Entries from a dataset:

________________

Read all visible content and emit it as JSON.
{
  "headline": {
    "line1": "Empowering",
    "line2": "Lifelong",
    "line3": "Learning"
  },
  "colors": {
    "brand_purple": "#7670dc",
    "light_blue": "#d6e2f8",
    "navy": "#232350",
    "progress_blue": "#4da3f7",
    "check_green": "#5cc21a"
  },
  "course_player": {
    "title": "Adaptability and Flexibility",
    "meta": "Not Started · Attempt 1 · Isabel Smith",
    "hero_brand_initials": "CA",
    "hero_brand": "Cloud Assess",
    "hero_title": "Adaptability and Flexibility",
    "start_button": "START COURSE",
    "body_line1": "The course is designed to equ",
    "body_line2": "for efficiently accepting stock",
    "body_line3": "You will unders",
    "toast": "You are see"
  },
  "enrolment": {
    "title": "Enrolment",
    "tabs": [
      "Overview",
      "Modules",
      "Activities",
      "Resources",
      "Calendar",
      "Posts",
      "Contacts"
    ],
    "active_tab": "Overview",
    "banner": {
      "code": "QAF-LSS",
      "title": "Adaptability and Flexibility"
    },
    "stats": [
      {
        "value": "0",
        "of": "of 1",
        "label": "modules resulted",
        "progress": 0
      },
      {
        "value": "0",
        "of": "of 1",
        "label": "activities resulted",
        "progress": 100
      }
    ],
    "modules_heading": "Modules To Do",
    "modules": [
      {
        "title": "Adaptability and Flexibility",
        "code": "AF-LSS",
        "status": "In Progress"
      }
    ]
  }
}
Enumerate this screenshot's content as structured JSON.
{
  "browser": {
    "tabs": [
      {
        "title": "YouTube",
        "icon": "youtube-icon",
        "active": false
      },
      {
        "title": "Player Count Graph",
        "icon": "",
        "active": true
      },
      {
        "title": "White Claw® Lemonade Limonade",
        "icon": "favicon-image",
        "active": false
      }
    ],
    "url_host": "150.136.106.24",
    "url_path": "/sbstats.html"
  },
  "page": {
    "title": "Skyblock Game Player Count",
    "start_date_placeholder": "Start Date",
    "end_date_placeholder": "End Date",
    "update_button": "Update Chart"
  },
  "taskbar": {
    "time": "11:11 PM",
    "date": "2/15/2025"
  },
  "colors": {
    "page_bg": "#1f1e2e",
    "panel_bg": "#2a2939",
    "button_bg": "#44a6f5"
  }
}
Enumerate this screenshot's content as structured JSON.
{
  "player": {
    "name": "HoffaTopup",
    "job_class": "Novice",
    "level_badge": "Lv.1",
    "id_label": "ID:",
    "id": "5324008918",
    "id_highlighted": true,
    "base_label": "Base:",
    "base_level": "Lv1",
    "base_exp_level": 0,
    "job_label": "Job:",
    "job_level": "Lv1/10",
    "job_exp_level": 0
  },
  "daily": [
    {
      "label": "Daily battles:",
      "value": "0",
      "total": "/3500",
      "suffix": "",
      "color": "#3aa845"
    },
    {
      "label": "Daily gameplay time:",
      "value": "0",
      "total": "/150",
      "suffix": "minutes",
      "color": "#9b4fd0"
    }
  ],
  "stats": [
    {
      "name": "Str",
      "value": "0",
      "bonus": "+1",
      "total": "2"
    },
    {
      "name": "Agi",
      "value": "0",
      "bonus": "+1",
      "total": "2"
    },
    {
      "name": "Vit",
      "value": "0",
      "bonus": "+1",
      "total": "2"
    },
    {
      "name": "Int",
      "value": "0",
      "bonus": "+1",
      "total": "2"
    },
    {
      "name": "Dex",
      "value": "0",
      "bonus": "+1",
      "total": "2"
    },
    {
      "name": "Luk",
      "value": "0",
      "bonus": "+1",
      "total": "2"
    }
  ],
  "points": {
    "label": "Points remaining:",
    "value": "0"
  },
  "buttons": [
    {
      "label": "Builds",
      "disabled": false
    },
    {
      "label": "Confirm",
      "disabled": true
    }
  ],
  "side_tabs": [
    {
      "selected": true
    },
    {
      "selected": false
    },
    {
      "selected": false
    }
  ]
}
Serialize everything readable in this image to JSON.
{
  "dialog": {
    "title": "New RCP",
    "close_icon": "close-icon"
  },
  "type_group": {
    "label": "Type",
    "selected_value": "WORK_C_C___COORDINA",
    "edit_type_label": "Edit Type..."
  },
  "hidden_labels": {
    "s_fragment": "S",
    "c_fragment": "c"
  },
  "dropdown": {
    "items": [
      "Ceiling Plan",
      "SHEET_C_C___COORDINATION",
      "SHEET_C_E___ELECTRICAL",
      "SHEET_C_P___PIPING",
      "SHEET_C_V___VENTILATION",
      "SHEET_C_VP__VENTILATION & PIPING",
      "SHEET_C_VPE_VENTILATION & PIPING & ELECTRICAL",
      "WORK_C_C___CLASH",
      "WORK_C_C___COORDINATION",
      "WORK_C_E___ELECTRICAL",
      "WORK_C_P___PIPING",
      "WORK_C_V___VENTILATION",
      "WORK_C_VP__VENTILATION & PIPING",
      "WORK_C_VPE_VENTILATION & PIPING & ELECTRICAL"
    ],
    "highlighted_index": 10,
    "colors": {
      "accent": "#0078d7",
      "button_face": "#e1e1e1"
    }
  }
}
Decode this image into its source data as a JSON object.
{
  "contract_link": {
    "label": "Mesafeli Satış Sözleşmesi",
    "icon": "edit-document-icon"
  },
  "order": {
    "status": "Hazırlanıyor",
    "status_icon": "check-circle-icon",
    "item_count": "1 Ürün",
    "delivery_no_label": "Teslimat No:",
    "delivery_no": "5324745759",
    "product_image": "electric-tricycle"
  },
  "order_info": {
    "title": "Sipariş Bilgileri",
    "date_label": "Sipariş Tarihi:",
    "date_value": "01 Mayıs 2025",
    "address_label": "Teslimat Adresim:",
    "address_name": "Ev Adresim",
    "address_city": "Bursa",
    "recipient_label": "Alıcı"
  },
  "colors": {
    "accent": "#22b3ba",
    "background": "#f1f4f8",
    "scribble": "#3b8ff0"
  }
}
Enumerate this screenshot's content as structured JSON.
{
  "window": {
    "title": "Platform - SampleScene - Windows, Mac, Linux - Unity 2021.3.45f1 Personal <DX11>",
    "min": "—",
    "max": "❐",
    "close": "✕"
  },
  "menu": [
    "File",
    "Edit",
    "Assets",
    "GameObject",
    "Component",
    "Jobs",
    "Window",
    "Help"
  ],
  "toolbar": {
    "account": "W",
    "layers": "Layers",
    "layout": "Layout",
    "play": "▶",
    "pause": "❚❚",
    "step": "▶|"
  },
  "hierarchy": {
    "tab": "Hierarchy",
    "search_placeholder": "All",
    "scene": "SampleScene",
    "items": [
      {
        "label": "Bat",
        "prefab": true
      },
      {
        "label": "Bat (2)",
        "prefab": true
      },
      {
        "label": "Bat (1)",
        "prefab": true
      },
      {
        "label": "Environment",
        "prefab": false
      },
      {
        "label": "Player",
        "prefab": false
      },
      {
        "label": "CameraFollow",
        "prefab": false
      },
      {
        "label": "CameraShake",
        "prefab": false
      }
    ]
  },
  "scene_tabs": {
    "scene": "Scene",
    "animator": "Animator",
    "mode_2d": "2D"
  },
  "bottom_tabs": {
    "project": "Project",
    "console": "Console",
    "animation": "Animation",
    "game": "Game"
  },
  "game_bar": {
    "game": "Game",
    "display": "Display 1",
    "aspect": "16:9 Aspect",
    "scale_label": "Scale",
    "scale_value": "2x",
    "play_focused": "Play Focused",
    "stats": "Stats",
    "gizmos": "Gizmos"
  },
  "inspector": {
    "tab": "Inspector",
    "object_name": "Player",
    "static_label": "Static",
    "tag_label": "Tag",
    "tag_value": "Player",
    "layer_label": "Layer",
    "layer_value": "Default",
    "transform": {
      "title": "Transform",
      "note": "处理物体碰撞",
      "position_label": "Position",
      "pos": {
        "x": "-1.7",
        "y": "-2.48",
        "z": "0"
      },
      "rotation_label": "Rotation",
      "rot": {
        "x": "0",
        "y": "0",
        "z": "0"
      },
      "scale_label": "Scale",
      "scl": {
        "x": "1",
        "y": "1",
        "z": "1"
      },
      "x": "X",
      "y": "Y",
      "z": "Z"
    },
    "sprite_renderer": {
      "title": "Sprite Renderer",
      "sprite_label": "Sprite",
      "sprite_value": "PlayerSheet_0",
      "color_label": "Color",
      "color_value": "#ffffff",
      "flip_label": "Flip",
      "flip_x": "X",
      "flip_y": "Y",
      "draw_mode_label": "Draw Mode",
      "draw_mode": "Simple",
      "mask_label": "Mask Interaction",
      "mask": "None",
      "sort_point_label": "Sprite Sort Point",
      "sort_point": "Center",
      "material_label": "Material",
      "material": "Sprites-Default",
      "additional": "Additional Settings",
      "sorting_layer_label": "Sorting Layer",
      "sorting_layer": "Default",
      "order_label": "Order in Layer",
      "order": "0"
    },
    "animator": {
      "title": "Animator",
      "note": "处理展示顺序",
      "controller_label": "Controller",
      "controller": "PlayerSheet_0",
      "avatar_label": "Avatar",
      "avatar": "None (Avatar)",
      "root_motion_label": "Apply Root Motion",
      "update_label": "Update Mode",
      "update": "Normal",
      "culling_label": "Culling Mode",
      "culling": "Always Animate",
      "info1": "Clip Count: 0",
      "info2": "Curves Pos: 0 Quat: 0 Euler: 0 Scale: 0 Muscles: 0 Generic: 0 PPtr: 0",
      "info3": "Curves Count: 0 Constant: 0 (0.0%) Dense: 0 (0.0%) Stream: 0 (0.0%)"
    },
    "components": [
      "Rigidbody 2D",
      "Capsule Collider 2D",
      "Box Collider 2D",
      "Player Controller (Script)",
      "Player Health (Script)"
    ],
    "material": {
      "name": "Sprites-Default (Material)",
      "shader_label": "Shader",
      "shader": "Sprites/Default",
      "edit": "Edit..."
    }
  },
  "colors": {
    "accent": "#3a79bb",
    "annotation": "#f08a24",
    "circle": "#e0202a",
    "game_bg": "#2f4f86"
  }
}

________________

• _EXERCISE PROMPT_
Take every line from the records above that has the word "resulted" and copy it.

• _THE RESULT_
        "label": "modules resulted",
        "label": "activities resulted",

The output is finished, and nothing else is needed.